-------- Data listing --------

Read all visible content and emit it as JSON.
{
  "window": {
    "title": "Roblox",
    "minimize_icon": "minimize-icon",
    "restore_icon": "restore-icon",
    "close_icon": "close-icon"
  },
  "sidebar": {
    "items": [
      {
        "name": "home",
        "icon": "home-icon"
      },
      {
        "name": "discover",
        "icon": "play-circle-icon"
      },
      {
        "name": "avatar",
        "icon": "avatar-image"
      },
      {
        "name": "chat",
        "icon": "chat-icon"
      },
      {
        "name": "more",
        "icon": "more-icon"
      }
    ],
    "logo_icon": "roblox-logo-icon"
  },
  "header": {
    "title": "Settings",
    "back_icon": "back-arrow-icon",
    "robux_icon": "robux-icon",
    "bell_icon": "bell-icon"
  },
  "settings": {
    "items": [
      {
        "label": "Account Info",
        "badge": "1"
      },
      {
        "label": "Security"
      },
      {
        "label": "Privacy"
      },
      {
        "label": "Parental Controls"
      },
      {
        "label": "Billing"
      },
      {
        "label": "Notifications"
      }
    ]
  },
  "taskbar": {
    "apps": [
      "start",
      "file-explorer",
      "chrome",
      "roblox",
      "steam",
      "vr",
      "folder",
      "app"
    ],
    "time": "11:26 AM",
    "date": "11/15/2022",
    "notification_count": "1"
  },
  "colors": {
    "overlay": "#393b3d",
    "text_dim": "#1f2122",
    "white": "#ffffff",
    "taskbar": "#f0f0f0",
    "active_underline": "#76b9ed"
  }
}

--------

Exercise> Select the lines from the entries that include the word "name".

Correct response>
        "name": "home",
        "name": "discover",
        "name": "avatar",
        "name": "chat",
        "name": "more",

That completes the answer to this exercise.